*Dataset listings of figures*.
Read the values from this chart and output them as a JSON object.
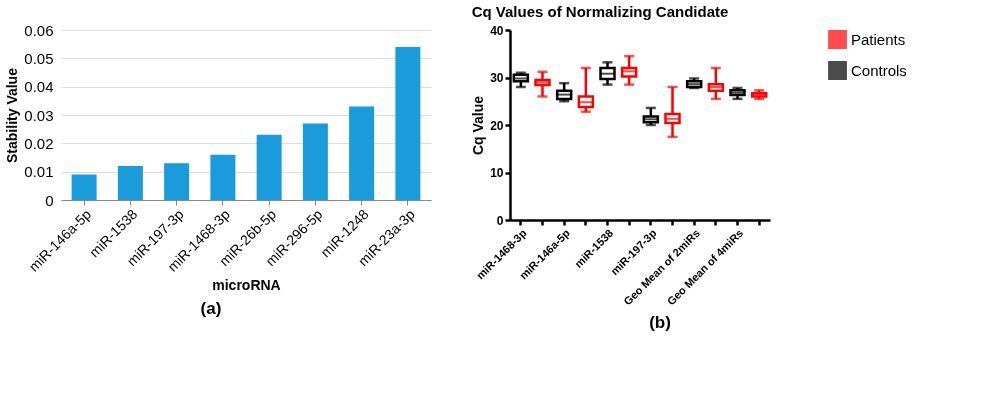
{
  "chart_data": [
    {
      "type": "bar",
      "xlabel": "microRNA",
      "ylabel": "Stability Value",
      "categories": [
        "miR-146a-5p",
        "miR-1538",
        "miR-197-3p",
        "miR-1468-3p",
        "miR-26b-5p",
        "miR-296-5p",
        "miR-1248",
        "miR-23a-3p"
      ],
      "values": [
        0.009,
        0.012,
        0.013,
        0.016,
        0.023,
        0.027,
        0.033,
        0.054
      ],
      "color": "#1a9bdb",
      "ylim": [
        0,
        0.06
      ],
      "yticks": [
        0,
        0.01,
        0.02,
        0.03,
        0.04,
        0.05,
        0.06
      ],
      "grid": "y",
      "annotations": [
        "(a)"
      ]
    },
    {
      "type": "box",
      "title": "Cq Values of Normalizing Candidate",
      "ylabel": "Cq Value",
      "categories": [
        "miR-1468-3p",
        null,
        "miR-146a-5p",
        null,
        "miR-1538",
        null,
        "miR-197-3p",
        null,
        "Geo Mean of 2miRs",
        null,
        "Geo Mean of 4miRs",
        null
      ],
      "ylim": [
        0,
        40
      ],
      "yticks": [
        0,
        10,
        20,
        30,
        40
      ],
      "grid": false,
      "legend": "top right",
      "series": [
        {
          "name": "Patients",
          "color": "#ff0000",
          "boxes": [
            null,
            {
              "low": 26,
              "q1": 28.4,
              "median": 29,
              "q3": 29.5,
              "high": 31.2
            },
            null,
            {
              "low": 22.8,
              "q1": 23.8,
              "median": 24.8,
              "q3": 26,
              "high": 32
            },
            null,
            {
              "low": 28.5,
              "q1": 30.2,
              "median": 31.3,
              "q3": 32,
              "high": 34.5
            },
            null,
            {
              "low": 17.5,
              "q1": 20.4,
              "median": 21.3,
              "q3": 22.3,
              "high": 28
            },
            null,
            {
              "low": 25.5,
              "q1": 27.2,
              "median": 28,
              "q3": 28.6,
              "high": 32
            },
            null,
            {
              "low": 25.5,
              "q1": 26,
              "median": 26.4,
              "q3": 26.7,
              "high": 27.3
            }
          ]
        },
        {
          "name": "Controls",
          "color": "#000000",
          "boxes": [
            {
              "low": 28,
              "q1": 29.2,
              "median": 29.8,
              "q3": 30.6,
              "high": 31
            },
            null,
            {
              "low": 25,
              "q1": 25.5,
              "median": 26.4,
              "q3": 27.2,
              "high": 28.8
            },
            null,
            {
              "low": 28.5,
              "q1": 29.7,
              "median": 30.8,
              "q3": 32,
              "high": 33.2
            },
            null,
            {
              "low": 20,
              "q1": 20.6,
              "median": 21.2,
              "q3": 21.8,
              "high": 23.6
            },
            null,
            {
              "low": 27.8,
              "q1": 28,
              "median": 28.6,
              "q3": 29.2,
              "high": 29.8
            },
            null,
            {
              "low": 25.5,
              "q1": 26.3,
              "median": 26.8,
              "q3": 27.3,
              "high": 27.8
            },
            null
          ]
        }
      ],
      "annotations": [
        "(b)"
      ]
    }
  ]
}
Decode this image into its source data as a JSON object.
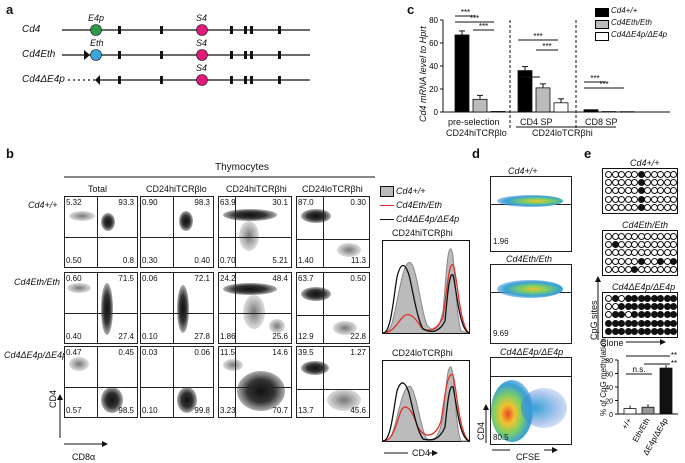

*REQUIREMENT*.
The copy must match each record exactly, apart from the images, which stay out.

*ANSWER SECTION*.
Read the values from this chart and output them as a JSON object.
{
  "chart_data": [
    {
      "type": "bar",
      "xlabel": "microRNA",
      "ylabel": "Stability Value",
      "categories": [
        "miR-146a-5p",
        "miR-1538",
        "miR-197-3p",
        "miR-1468-3p",
        "miR-26b-5p",
        "miR-296-5p",
        "miR-1248",
        "miR-23a-3p"
      ],
      "values": [
        0.009,
        0.012,
        0.013,
        0.016,
        0.023,
        0.027,
        0.033,
        0.054
      ],
      "color": "#1a9bdb",
      "ylim": [
        0,
        0.06
      ],
      "yticks": [
        0,
        0.01,
        0.02,
        0.03,
        0.04,
        0.05,
        0.06
      ],
      "grid": "y",
      "annotations": [
        "(a)"
      ]
    },
    {
      "type": "box",
      "title": "Cq Values of Normalizing Candidate",
      "ylabel": "Cq Value",
      "categories": [
        "miR-1468-3p",
        null,
        "miR-146a-5p",
        null,
        "miR-1538",
        null,
        "miR-197-3p",
        null,
        "Geo Mean of 2miRs",
        null,
        "Geo Mean of 4miRs",
        null
      ],
      "ylim": [
        0,
        40
      ],
      "yticks": [
        0,
        10,
        20,
        30,
        40
      ],
      "grid": false,
      "legend": "top right",
      "series": [
        {
          "name": "Patients",
          "color": "#ff0000",
          "boxes": [
            null,
            {
              "low": 26,
              "q1": 28.4,
              "median": 29,
              "q3": 29.5,
              "high": 31.2
            },
            null,
            {
              "low": 22.8,
              "q1": 23.8,
              "median": 24.8,
              "q3": 26,
              "high": 32
            },
            null,
            {
              "low": 28.5,
              "q1": 30.2,
              "median": 31.3,
              "q3": 32,
              "high": 34.5
            },
            null,
            {
              "low": 17.5,
              "q1": 20.4,
              "median": 21.3,
              "q3": 22.3,
              "high": 28
            },
            null,
            {
              "low": 25.5,
              "q1": 27.2,
              "median": 28,
              "q3": 28.6,
              "high": 32
            },
            null,
            {
              "low": 25.5,
              "q1": 26,
              "median": 26.4,
              "q3": 26.7,
              "high": 27.3
            }
          ]
        },
        {
          "name": "Controls",
          "color": "#000000",
          "boxes": [
            {
              "low": 28,
              "q1": 29.2,
              "median": 29.8,
              "q3": 30.6,
              "high": 31
            },
            null,
            {
              "low": 25,
              "q1": 25.5,
              "median": 26.4,
              "q3": 27.2,
              "high": 28.8
            },
            null,
            {
              "low": 28.5,
              "q1": 29.7,
              "median": 30.8,
              "q3": 32,
              "high": 33.2
            },
            null,
            {
              "low": 20,
              "q1": 20.6,
              "median": 21.2,
              "q3": 21.8,
              "high": 23.6
            },
            null,
            {
              "low": 27.8,
              "q1": 28,
              "median": 28.6,
              "q3": 29.2,
              "high": 29.8
            },
            null,
            {
              "low": 25.5,
              "q1": 26.3,
              "median": 26.8,
              "q3": 27.3,
              "high": 27.8
            },
            null
          ]
        }
      ],
      "annotations": [
        "(b)"
      ]
    }
  ]
}
Decode this image into its source data as a JSON object.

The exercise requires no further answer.